Pull every line containing "name" from the entries.

**SOURCE DATA**
===============

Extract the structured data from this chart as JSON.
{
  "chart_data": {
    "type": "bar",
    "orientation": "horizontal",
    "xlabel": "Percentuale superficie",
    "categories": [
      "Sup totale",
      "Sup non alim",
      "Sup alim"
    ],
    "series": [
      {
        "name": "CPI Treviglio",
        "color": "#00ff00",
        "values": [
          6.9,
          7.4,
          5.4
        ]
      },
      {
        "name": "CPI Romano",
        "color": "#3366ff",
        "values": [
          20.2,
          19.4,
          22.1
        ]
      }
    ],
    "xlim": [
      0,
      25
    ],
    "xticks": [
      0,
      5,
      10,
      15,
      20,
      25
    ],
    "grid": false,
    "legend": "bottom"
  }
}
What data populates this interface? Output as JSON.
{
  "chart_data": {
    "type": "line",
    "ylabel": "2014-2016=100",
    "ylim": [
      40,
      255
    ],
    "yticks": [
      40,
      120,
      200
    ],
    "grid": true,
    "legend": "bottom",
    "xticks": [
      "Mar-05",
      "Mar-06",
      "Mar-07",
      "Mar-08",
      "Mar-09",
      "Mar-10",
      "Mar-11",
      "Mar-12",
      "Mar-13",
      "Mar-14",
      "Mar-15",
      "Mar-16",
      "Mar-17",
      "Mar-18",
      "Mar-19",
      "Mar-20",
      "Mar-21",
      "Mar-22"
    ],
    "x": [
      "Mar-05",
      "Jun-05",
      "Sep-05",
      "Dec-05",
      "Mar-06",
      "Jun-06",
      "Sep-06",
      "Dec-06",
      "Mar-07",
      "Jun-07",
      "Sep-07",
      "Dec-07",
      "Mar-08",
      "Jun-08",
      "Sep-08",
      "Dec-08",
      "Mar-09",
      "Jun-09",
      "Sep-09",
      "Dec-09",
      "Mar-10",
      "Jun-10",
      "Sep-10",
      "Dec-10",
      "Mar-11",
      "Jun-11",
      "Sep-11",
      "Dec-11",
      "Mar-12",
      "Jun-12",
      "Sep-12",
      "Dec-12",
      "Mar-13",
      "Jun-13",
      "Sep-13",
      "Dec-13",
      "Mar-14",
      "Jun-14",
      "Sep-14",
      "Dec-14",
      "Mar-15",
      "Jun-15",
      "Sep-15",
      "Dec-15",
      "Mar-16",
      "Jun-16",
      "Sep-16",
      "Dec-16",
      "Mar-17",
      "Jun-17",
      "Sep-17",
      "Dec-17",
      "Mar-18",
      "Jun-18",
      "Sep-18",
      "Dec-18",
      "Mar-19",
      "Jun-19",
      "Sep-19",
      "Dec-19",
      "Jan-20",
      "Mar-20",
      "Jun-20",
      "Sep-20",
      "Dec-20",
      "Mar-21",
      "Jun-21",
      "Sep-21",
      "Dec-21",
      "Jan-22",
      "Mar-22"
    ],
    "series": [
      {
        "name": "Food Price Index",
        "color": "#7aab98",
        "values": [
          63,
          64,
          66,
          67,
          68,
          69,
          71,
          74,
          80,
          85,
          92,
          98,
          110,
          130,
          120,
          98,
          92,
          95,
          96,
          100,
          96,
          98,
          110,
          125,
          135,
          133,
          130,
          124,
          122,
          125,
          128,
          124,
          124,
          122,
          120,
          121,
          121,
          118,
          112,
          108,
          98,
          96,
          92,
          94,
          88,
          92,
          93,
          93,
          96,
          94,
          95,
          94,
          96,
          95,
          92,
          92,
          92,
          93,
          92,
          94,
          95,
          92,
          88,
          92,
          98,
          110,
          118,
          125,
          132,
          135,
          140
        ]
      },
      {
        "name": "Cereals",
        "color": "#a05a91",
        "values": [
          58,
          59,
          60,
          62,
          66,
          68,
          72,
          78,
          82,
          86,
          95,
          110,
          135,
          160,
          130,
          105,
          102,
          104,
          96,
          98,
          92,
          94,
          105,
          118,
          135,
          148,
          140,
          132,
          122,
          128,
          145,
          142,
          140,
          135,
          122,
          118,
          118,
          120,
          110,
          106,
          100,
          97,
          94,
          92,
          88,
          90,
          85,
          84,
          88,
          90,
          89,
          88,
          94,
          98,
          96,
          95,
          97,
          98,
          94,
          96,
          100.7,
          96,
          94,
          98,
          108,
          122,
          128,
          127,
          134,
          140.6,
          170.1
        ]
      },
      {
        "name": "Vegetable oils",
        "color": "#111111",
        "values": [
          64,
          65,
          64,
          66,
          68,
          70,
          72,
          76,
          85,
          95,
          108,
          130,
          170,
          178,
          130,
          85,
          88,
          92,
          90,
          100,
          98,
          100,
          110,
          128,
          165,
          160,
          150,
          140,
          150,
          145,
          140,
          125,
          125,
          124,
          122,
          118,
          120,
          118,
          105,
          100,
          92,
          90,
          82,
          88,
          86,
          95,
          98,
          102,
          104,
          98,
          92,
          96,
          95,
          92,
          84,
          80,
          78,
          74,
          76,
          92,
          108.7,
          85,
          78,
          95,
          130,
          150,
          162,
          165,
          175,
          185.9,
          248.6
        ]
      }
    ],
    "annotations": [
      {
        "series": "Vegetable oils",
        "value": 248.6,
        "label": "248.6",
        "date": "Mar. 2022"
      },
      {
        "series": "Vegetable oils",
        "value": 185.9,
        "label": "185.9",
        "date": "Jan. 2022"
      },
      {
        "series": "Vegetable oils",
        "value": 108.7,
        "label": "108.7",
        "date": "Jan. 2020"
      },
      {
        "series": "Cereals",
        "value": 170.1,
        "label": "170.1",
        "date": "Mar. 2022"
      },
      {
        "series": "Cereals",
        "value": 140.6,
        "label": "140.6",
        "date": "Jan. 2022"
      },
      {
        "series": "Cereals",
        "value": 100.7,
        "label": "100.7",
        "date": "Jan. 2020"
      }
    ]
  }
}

===============

**WRITTEN SOLUTION**
        "name": "CPI Treviglio",
        "name": "CPI Romano",
        "name": "Food Price Index",
        "name": "Cereals",
        "name": "Vegetable oils",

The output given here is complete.